### Set problem
Set down every entry word for word. Omit the pictures.

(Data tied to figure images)

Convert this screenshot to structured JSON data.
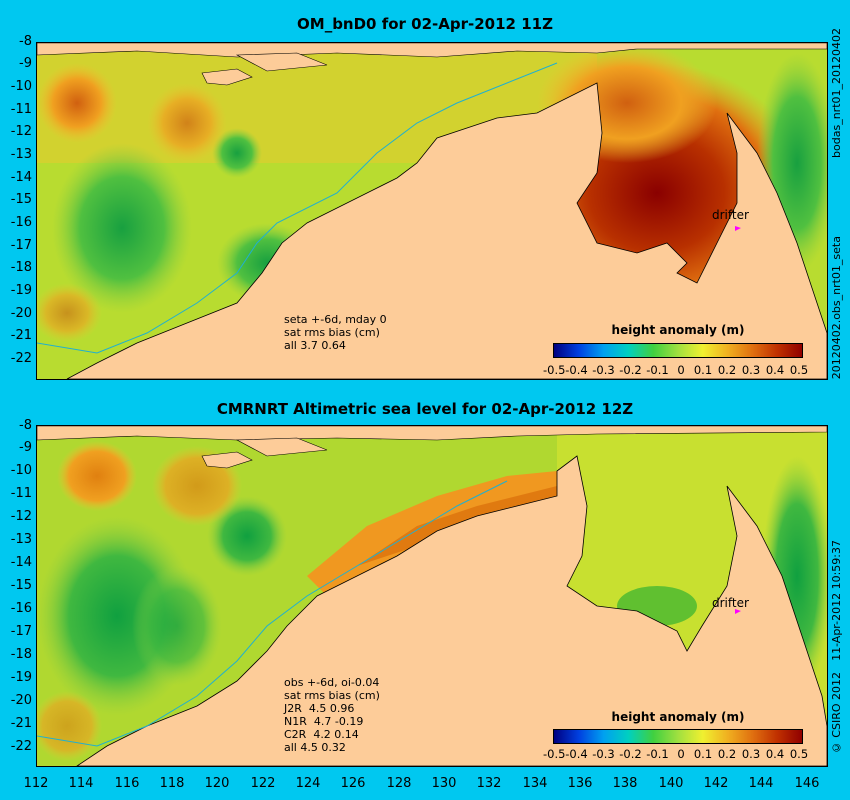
{
  "top_panel": {
    "title": "OM_bnD0 for 02-Apr-2012 11Z",
    "info_lines": [
      "seta +-6d, mday 0",
      "sat rms bias (cm)",
      "all 3.7 0.64"
    ],
    "colorbar_title": "height anomaly (m)",
    "side_label_top": "bodas_nrt01_20120402",
    "side_label_bottom": "20120402.obs_nrt01_seta",
    "drifter_label": "drifter"
  },
  "bottom_panel": {
    "title": "CMRNRT Altimetric sea level  for 02-Apr-2012 12Z",
    "info_lines": [
      "obs +-6d, oi-0.04",
      "sat rms bias (cm)",
      "J2R  4.5 0.96",
      "N1R  4.7 -0.19",
      "C2R  4.2 0.14",
      "all 4.5 0.32"
    ],
    "colorbar_title": "height anomaly (m)",
    "side_label_top": "11-Apr-2012 10:59:37",
    "side_label_bottom": "© CSIRO 2012",
    "drifter_label": "drifter"
  },
  "y_ticks": [
    "-8",
    "-9",
    "-10",
    "-11",
    "-12",
    "-13",
    "-14",
    "-15",
    "-16",
    "-17",
    "-18",
    "-19",
    "-20",
    "-21",
    "-22"
  ],
  "x_ticks": [
    "112",
    "114",
    "116",
    "118",
    "120",
    "122",
    "124",
    "126",
    "128",
    "130",
    "132",
    "134",
    "136",
    "138",
    "140",
    "142",
    "144",
    "146"
  ],
  "colorbar_ticks": [
    "-0.5",
    "-0.4",
    "-0.3",
    "-0.2",
    "-0.1",
    "0",
    "0.1",
    "0.2",
    "0.3",
    "0.4",
    "0.5"
  ],
  "colors": {
    "background": "#00c8f0",
    "land": "#fdcc99",
    "positive_max": "#a00000",
    "negative_max": "#000080",
    "drifter_marker": "#ff00ff"
  }
}
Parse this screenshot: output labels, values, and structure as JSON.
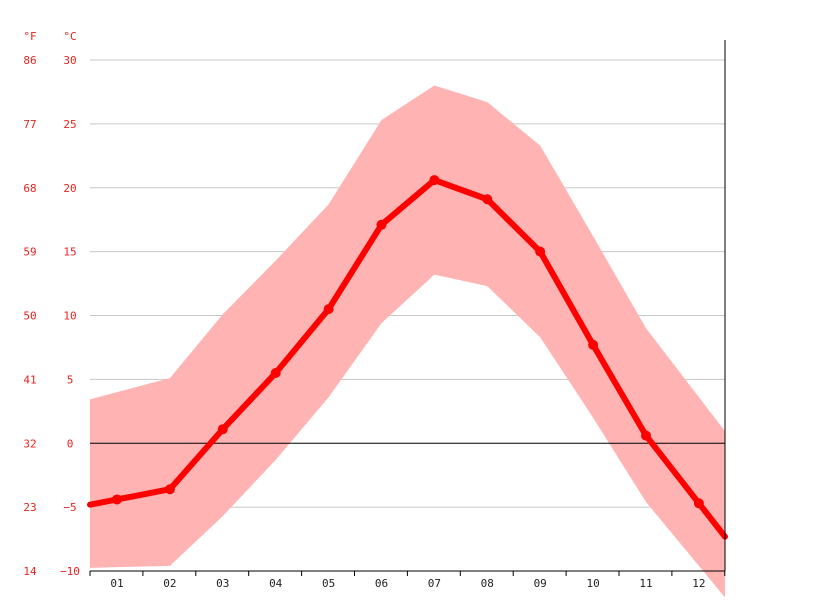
{
  "chart_data": {
    "type": "line",
    "title": "",
    "xlabel": "",
    "ylabel": "",
    "units": {
      "fahrenheit": "°F",
      "celsius": "°C"
    },
    "categories": [
      "01",
      "02",
      "03",
      "04",
      "05",
      "06",
      "07",
      "08",
      "09",
      "10",
      "11",
      "12"
    ],
    "ylim": [
      -10,
      30
    ],
    "y_ticks_c": [
      "30",
      "25",
      "20",
      "15",
      "10",
      "5",
      "0",
      "−5",
      "−10"
    ],
    "y_ticks_c_values": [
      30,
      25,
      20,
      15,
      10,
      5,
      0,
      -5,
      -10
    ],
    "y_ticks_f": [
      "86",
      "77",
      "68",
      "59",
      "50",
      "41",
      "32",
      "23",
      "14"
    ],
    "grid": true,
    "zero_line": true,
    "series": [
      {
        "values": [
          -4.4,
          -3.6,
          1.1,
          5.5,
          10.5,
          17.1,
          20.6,
          19.1,
          15.0,
          7.7,
          0.6,
          -4.7
        ]
      }
    ],
    "band": {
      "upper": [
        4.0,
        5.1,
        10.1,
        14.3,
        18.7,
        25.3,
        28.0,
        26.7,
        23.3,
        16.2,
        9.0,
        3.6
      ],
      "lower": [
        -9.7,
        -9.6,
        -5.7,
        -1.3,
        3.6,
        9.4,
        13.2,
        12.3,
        8.3,
        2.0,
        -4.6,
        -9.6
      ]
    },
    "colors": {
      "line": "#ff0000",
      "band": "#ffb3b3",
      "grid": "#c8c8c8",
      "axis_text": "#e8231f"
    }
  }
}
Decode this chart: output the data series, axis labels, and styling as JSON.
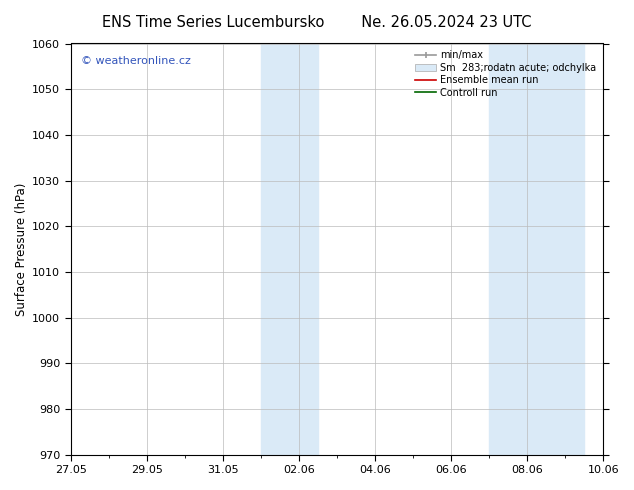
{
  "title_left": "ENS Time Series Lucembursko",
  "title_right": "Ne. 26.05.2024 23 UTC",
  "ylabel": "Surface Pressure (hPa)",
  "ylim": [
    970,
    1060
  ],
  "yticks": [
    970,
    980,
    990,
    1000,
    1010,
    1020,
    1030,
    1040,
    1050,
    1060
  ],
  "xtick_labels": [
    "27.05",
    "29.05",
    "31.05",
    "02.06",
    "04.06",
    "06.06",
    "08.06",
    "10.06"
  ],
  "xtick_positions": [
    0,
    2,
    4,
    6,
    8,
    10,
    12,
    14
  ],
  "xlim": [
    0,
    14
  ],
  "shaded_regions": [
    {
      "x_start": 5.0,
      "x_end": 6.5
    },
    {
      "x_start": 11.0,
      "x_end": 13.5
    }
  ],
  "shaded_color": "#daeaf7",
  "watermark_text": "© weatheronline.cz",
  "watermark_color": "#3355bb",
  "legend_entries": [
    {
      "label": "min/max",
      "color": "#999999",
      "style": "minmax"
    },
    {
      "label": "Sm  283;rodatn acute; odchylka",
      "color": "#daeaf7",
      "style": "fill"
    },
    {
      "label": "Ensemble mean run",
      "color": "#cc0000",
      "style": "line"
    },
    {
      "label": "Controll run",
      "color": "#006600",
      "style": "line"
    }
  ],
  "bg_color": "#ffffff",
  "grid_color": "#bbbbbb",
  "font_size_title": 10.5,
  "font_size_axis": 8.5,
  "font_size_tick": 8,
  "font_size_legend": 7,
  "font_size_watermark": 8
}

### Exercise answer
Convert this screenshot to structured JSON data.
{
  "top_panel": {
    "title": "OM_bnD0 for 02-Apr-2012 11Z",
    "info_lines": [
      "seta +-6d, mday 0",
      "sat rms bias (cm)",
      "all 3.7 0.64"
    ],
    "colorbar_title": "height anomaly (m)",
    "side_label_top": "bodas_nrt01_20120402",
    "side_label_bottom": "20120402.obs_nrt01_seta",
    "drifter_label": "drifter"
  },
  "bottom_panel": {
    "title": "CMRNRT Altimetric sea level  for 02-Apr-2012 12Z",
    "info_lines": [
      "obs +-6d, oi-0.04",
      "sat rms bias (cm)",
      "J2R  4.5 0.96",
      "N1R  4.7 -0.19",
      "C2R  4.2 0.14",
      "all 4.5 0.32"
    ],
    "colorbar_title": "height anomaly (m)",
    "side_label_top": "11-Apr-2012 10:59:37",
    "side_label_bottom": "© CSIRO 2012",
    "drifter_label": "drifter"
  },
  "y_ticks": [
    "-8",
    "-9",
    "-10",
    "-11",
    "-12",
    "-13",
    "-14",
    "-15",
    "-16",
    "-17",
    "-18",
    "-19",
    "-20",
    "-21",
    "-22"
  ],
  "x_ticks": [
    "112",
    "114",
    "116",
    "118",
    "120",
    "122",
    "124",
    "126",
    "128",
    "130",
    "132",
    "134",
    "136",
    "138",
    "140",
    "142",
    "144",
    "146"
  ],
  "colorbar_ticks": [
    "-0.5",
    "-0.4",
    "-0.3",
    "-0.2",
    "-0.1",
    "0",
    "0.1",
    "0.2",
    "0.3",
    "0.4",
    "0.5"
  ],
  "colors": {
    "background": "#00c8f0",
    "land": "#fdcc99",
    "positive_max": "#a00000",
    "negative_max": "#000080",
    "drifter_marker": "#ff00ff"
  }
}
Parse this screenshot: output labels, values, and structure as JSON.
{
  "chart_data": {
    "type": "line",
    "title": "",
    "xlabel": "",
    "ylabel": "",
    "units": {
      "fahrenheit": "°F",
      "celsius": "°C"
    },
    "categories": [
      "01",
      "02",
      "03",
      "04",
      "05",
      "06",
      "07",
      "08",
      "09",
      "10",
      "11",
      "12"
    ],
    "ylim": [
      -10,
      30
    ],
    "y_ticks_c": [
      "30",
      "25",
      "20",
      "15",
      "10",
      "5",
      "0",
      "−5",
      "−10"
    ],
    "y_ticks_c_values": [
      30,
      25,
      20,
      15,
      10,
      5,
      0,
      -5,
      -10
    ],
    "y_ticks_f": [
      "86",
      "77",
      "68",
      "59",
      "50",
      "41",
      "32",
      "23",
      "14"
    ],
    "grid": true,
    "zero_line": true,
    "series": [
      {
        "values": [
          -4.4,
          -3.6,
          1.1,
          5.5,
          10.5,
          17.1,
          20.6,
          19.1,
          15.0,
          7.7,
          0.6,
          -4.7
        ]
      }
    ],
    "band": {
      "upper": [
        4.0,
        5.1,
        10.1,
        14.3,
        18.7,
        25.3,
        28.0,
        26.7,
        23.3,
        16.2,
        9.0,
        3.6
      ],
      "lower": [
        -9.7,
        -9.6,
        -5.7,
        -1.3,
        3.6,
        9.4,
        13.2,
        12.3,
        8.3,
        2.0,
        -4.6,
        -9.6
      ]
    },
    "colors": {
      "line": "#ff0000",
      "band": "#ffb3b3",
      "grid": "#c8c8c8",
      "axis_text": "#e8231f"
    }
  }
}
Decode this chart: output the data series, axis labels, and styling as JSON.
{
  "title_left": "ENS Time Series Lucembursko",
  "title_right": "Ne. 26.05.2024 23 UTC",
  "ylabel": "Surface Pressure (hPa)",
  "ylim": [
    970,
    1060
  ],
  "yticks": [
    970,
    980,
    990,
    1000,
    1010,
    1020,
    1030,
    1040,
    1050,
    1060
  ],
  "xtick_labels": [
    "27.05",
    "29.05",
    "31.05",
    "02.06",
    "04.06",
    "06.06",
    "08.06",
    "10.06"
  ],
  "xtick_positions": [
    0,
    2,
    4,
    6,
    8,
    10,
    12,
    14
  ],
  "xlim": [
    0,
    14
  ],
  "shaded_regions": [
    {
      "x_start": 5.0,
      "x_end": 6.5
    },
    {
      "x_start": 11.0,
      "x_end": 13.5
    }
  ],
  "shaded_color": "#daeaf7",
  "watermark_text": "© weatheronline.cz",
  "watermark_color": "#3355bb",
  "legend_entries": [
    {
      "label": "min/max",
      "color": "#999999",
      "style": "minmax"
    },
    {
      "label": "Sm  283;rodatn acute; odchylka",
      "color": "#daeaf7",
      "style": "fill"
    },
    {
      "label": "Ensemble mean run",
      "color": "#cc0000",
      "style": "line"
    },
    {
      "label": "Controll run",
      "color": "#006600",
      "style": "line"
    }
  ],
  "bg_color": "#ffffff",
  "grid_color": "#bbbbbb",
  "font_size_title": 10.5,
  "font_size_axis": 8.5,
  "font_size_tick": 8,
  "font_size_legend": 7,
  "font_size_watermark": 8
}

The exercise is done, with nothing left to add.